▶ _DIRECTIONS_
Reproduce every entry exactly, without alteration.

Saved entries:
====

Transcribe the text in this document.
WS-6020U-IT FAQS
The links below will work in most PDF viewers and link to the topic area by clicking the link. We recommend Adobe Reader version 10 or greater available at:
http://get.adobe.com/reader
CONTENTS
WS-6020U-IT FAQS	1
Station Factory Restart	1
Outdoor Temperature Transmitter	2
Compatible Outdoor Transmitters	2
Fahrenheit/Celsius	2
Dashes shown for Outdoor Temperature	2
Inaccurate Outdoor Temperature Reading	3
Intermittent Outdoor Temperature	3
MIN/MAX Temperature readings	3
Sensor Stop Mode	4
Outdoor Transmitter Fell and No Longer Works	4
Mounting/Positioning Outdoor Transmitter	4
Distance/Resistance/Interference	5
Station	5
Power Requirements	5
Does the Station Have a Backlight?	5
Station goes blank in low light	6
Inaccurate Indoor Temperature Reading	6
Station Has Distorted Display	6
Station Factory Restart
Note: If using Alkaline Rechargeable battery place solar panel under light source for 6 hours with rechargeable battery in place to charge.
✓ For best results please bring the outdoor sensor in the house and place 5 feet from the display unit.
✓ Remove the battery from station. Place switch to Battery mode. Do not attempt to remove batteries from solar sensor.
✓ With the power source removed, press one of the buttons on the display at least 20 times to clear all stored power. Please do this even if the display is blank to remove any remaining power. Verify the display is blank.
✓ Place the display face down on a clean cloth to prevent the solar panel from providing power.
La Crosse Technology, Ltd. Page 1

====

▶ _SOLUTION TO THIS PROBLEM_
Transcribe the text in this document.
WS-6020U-IT FAQS
The links below will work in most PDF viewers and link to the topic area by clicking the link. We recommend Adobe Reader version 10 or greater available at:
http://get.adobe.com/reader
CONTENTS
WS-6020U-IT FAQS	1
Station Factory Restart	1
Outdoor Temperature Transmitter	2
Compatible Outdoor Transmitters	2
Fahrenheit/Celsius	2
Dashes shown for Outdoor Temperature	2
Inaccurate Outdoor Temperature Reading	3
Intermittent Outdoor Temperature	3
MIN/MAX Temperature readings	3
Sensor Stop Mode	4
Outdoor Transmitter Fell and No Longer Works	4
Mounting/Positioning Outdoor Transmitter	4
Distance/Resistance/Interference	5
Station	5
Power Requirements	5
Does the Station Have a Backlight?	5
Station goes blank in low light	6
Inaccurate Indoor Temperature Reading	6
Station Has Distorted Display	6
Station Factory Restart
Note: If using Alkaline Rechargeable battery place solar panel under light source for 6 hours with rechargeable battery in place to charge.
✓ For best results please bring the outdoor sensor in the house and place 5 feet from the display unit.
✓ Remove the battery from station. Place switch to Battery mode. Do not attempt to remove batteries from solar sensor.
✓ With the power source removed, press one of the buttons on the display at least 20 times to clear all stored power. Please do this even if the display is blank to remove any remaining power. Verify the display is blank.
✓ Place the display face down on a clean cloth to prevent the solar panel from providing power.
La Crosse Technology, Ltd. Page 1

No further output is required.